— Dataset entries —
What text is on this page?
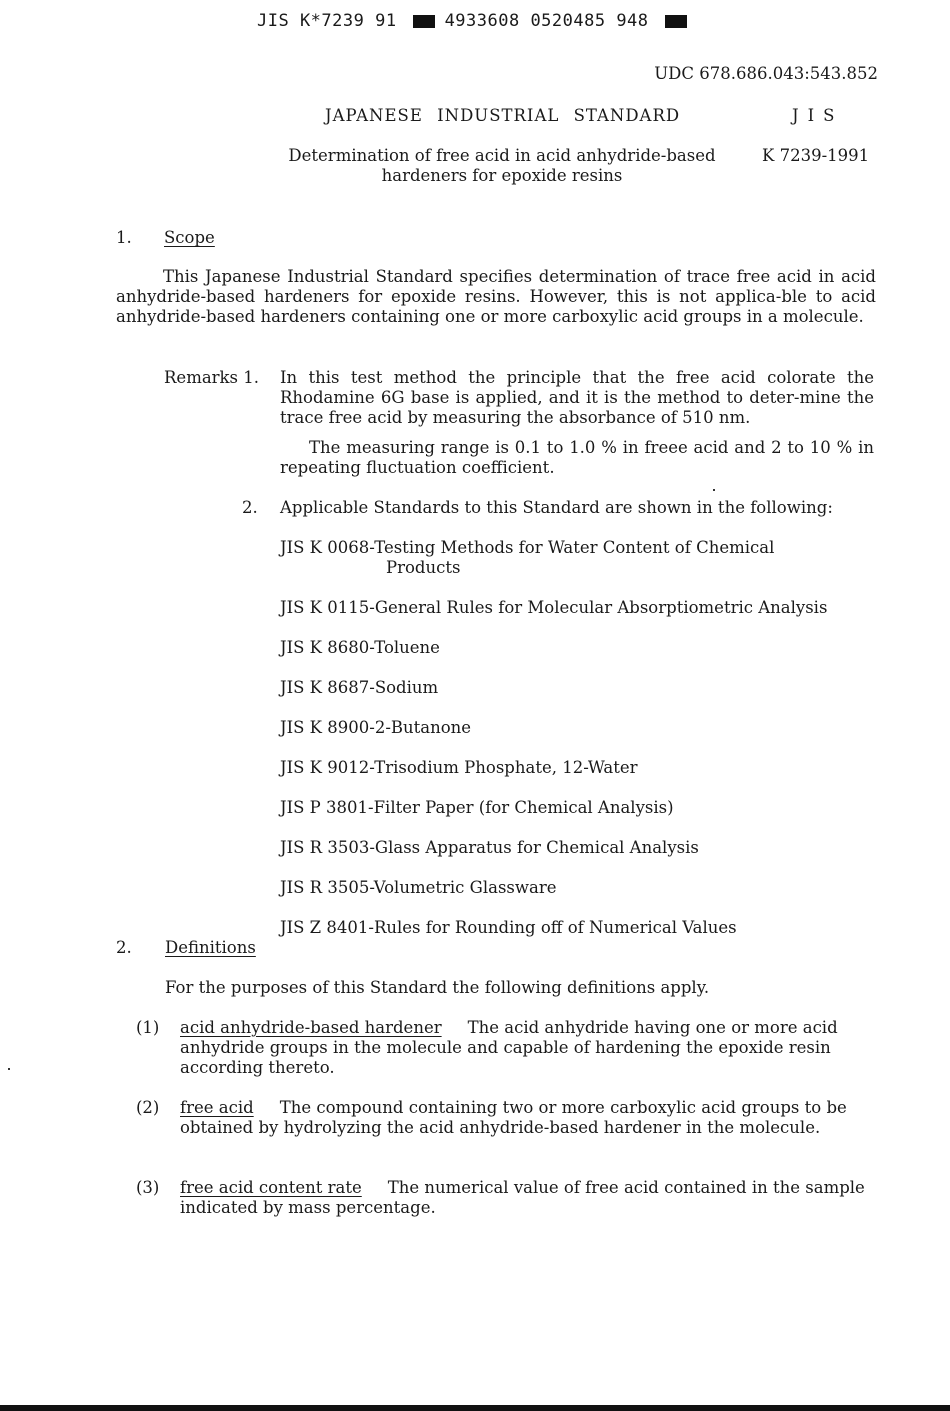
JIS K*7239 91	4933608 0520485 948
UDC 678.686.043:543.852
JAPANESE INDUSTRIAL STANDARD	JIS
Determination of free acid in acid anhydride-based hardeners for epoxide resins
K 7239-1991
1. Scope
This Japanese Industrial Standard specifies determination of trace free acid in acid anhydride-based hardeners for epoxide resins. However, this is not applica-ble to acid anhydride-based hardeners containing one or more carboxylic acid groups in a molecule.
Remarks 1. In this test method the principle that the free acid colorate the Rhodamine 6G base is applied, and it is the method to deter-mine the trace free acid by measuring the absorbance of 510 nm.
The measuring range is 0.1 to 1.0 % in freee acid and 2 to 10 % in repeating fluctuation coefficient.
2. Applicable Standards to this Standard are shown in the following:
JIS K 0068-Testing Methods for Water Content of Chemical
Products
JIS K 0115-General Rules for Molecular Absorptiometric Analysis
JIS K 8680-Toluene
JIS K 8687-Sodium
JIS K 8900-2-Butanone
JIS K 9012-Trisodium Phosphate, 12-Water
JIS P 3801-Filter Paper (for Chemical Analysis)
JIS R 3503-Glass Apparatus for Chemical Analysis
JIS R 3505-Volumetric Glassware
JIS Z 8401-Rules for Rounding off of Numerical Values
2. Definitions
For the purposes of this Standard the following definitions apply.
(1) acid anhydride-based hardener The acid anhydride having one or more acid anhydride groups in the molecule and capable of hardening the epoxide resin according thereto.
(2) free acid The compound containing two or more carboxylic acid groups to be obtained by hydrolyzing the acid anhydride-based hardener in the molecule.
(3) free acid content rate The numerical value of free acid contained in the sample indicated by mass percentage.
...
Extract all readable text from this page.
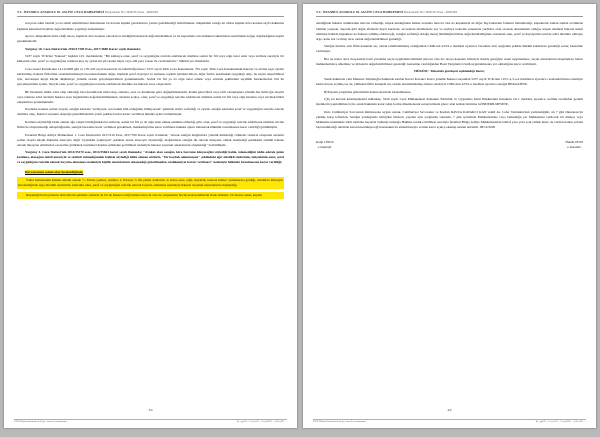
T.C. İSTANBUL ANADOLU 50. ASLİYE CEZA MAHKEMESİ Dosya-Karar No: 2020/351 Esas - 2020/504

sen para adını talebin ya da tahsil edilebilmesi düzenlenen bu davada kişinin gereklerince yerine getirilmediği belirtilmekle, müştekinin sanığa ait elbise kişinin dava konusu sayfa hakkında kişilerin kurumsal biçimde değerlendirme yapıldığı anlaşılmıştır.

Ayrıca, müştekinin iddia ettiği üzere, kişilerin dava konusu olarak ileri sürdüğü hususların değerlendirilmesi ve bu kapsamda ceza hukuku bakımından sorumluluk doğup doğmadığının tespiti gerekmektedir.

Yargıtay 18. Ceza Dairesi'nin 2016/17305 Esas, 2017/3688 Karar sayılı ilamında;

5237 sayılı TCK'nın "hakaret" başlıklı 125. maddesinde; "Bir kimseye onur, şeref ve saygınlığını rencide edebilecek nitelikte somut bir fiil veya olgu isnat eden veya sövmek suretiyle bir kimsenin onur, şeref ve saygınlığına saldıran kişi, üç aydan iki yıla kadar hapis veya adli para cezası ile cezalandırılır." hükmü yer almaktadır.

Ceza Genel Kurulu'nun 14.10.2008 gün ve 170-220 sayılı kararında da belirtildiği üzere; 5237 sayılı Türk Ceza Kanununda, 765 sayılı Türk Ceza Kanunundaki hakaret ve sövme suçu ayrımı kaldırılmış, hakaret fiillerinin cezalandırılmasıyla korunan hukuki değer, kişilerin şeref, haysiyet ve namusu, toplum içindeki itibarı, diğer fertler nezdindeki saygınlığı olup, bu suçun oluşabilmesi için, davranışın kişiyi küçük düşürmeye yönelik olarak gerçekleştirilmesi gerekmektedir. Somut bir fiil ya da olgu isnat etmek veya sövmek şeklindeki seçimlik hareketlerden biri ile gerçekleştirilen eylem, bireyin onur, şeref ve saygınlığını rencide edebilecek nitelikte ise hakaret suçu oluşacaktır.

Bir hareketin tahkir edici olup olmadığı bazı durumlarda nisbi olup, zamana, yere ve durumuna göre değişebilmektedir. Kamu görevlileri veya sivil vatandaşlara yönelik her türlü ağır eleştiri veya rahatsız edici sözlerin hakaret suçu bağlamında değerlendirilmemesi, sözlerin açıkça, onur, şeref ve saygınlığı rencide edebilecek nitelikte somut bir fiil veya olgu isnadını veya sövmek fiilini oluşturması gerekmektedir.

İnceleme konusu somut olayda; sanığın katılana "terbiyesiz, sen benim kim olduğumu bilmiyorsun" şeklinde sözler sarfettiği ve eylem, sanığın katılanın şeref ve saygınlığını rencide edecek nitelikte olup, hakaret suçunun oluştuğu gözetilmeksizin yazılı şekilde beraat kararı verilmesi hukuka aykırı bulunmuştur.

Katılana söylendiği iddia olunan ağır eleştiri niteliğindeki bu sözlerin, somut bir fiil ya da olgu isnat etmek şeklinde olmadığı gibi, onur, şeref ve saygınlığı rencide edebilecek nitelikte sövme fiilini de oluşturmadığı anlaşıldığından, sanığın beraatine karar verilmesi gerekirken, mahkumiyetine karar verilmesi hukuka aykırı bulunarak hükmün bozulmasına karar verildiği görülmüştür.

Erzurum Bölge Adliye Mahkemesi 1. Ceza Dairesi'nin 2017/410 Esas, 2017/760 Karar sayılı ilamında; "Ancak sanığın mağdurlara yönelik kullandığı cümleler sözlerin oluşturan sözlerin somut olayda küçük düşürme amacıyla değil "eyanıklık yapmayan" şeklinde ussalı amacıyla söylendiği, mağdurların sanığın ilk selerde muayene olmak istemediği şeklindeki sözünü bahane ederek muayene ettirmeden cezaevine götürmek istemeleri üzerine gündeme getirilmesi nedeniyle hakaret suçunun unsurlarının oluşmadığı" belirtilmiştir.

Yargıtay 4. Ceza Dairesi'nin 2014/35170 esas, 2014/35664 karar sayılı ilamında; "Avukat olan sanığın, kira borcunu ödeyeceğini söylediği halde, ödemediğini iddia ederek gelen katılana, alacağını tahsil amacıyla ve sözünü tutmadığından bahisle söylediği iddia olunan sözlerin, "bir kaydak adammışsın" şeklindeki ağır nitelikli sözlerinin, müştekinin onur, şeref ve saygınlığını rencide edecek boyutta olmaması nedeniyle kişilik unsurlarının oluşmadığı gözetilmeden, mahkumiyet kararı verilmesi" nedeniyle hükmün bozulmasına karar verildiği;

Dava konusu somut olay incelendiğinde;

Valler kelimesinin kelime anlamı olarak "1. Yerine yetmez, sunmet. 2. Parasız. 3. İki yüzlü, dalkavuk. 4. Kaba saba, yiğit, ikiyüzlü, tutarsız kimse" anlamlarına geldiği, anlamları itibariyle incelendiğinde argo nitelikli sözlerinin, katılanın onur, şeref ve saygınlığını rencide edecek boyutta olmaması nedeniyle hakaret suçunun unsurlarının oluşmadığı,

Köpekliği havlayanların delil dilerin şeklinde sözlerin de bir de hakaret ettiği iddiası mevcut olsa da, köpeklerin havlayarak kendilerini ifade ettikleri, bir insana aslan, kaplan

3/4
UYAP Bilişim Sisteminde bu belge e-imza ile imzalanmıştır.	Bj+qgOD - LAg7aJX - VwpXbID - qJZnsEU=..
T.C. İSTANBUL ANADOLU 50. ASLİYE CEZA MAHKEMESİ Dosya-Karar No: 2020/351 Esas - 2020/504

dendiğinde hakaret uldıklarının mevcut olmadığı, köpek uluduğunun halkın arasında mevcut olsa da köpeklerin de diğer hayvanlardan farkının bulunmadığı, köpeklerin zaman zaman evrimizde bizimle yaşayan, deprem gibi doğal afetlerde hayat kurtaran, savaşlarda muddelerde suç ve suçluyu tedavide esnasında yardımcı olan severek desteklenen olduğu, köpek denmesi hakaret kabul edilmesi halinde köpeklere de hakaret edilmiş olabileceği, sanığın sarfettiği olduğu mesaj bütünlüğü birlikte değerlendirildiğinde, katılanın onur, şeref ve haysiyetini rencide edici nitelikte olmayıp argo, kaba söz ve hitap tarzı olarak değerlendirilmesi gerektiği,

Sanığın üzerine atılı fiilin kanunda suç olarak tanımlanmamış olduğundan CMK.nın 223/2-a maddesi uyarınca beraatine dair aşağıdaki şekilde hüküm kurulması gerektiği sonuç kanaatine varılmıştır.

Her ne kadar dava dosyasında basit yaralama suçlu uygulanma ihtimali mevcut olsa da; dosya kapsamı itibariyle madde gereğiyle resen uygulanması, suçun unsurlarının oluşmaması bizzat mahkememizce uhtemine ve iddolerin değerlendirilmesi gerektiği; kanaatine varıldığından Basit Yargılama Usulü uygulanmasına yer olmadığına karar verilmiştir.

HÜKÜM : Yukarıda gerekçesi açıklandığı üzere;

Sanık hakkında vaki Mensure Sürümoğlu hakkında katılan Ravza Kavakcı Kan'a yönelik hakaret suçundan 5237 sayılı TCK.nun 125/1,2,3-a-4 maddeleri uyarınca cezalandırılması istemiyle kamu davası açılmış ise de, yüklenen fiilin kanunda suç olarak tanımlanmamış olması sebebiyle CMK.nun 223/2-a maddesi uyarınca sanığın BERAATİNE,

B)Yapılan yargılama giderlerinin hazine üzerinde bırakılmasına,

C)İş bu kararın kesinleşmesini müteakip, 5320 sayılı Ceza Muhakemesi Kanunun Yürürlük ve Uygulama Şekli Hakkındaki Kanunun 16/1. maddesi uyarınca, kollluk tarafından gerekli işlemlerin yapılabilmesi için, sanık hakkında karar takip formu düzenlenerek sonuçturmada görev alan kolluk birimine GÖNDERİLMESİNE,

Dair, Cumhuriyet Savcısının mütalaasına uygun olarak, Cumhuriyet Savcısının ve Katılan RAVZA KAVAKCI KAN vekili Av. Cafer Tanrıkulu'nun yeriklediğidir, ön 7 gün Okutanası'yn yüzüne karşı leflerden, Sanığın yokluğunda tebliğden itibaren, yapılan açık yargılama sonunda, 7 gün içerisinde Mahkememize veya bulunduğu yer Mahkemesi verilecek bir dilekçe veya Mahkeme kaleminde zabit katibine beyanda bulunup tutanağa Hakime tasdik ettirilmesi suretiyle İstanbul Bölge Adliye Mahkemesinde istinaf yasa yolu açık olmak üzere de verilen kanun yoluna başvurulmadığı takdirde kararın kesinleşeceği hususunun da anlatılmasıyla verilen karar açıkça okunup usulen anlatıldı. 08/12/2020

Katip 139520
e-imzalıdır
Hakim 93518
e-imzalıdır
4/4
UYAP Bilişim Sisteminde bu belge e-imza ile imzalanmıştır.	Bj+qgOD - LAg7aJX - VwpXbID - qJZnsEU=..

— Requirement —
Pull out all lines from the entries above that include the word "gerektiği".

— Exercise solution —
dendiğinde hakaret uldıklarının mevcut olmadığı, köpek uluduğunun halkın arasında mevcut olsa da köpeklerin de diğer hayvanlardan farkının bulunmadığı, köpeklerin zaman zaman evrimizde bizimle yaşayan, deprem gibi doğal afetlerde hayat kurtaran, savaşlarda muddelerde suç ve suçluyu tedavide esnasında yardımcı olan severek desteklenen olduğu, köpek denmesi hakaret kabul edilmesi halinde köpeklere de hakaret edilmiş olabileceği, sanığın sarfettiği olduğu mesaj bütünlüğü birlikte değerlendirildiğinde, katılanın onur, şeref ve haysiyetini rencide edici nitelikte olmayıp argo, kaba söz ve hitap tarzı olarak değerlendirilmesi gerektiği,
Sanığın üzerine atılı fiilin kanunda suç olarak tanımlanmamış olduğundan CMK.nın 223/2-a maddesi uyarınca beraatine dair aşağıdaki şekilde hüküm kurulması gerektiği sonuç kanaatine varılmıştır.
Her ne kadar dava dosyasında basit yaralama suçlu uygulanma ihtimali mevcut olsa da; dosya kapsamı itibariyle madde gereğiyle resen uygulanması, suçun unsurlarının oluşmaması bizzat mahkememizce uhtemine ve iddolerin değerlendirilmesi gerektiği; kanaatine varıldığından Basit Yargılama Usulü uygulanmasına yer olmadığına karar verilmiştir.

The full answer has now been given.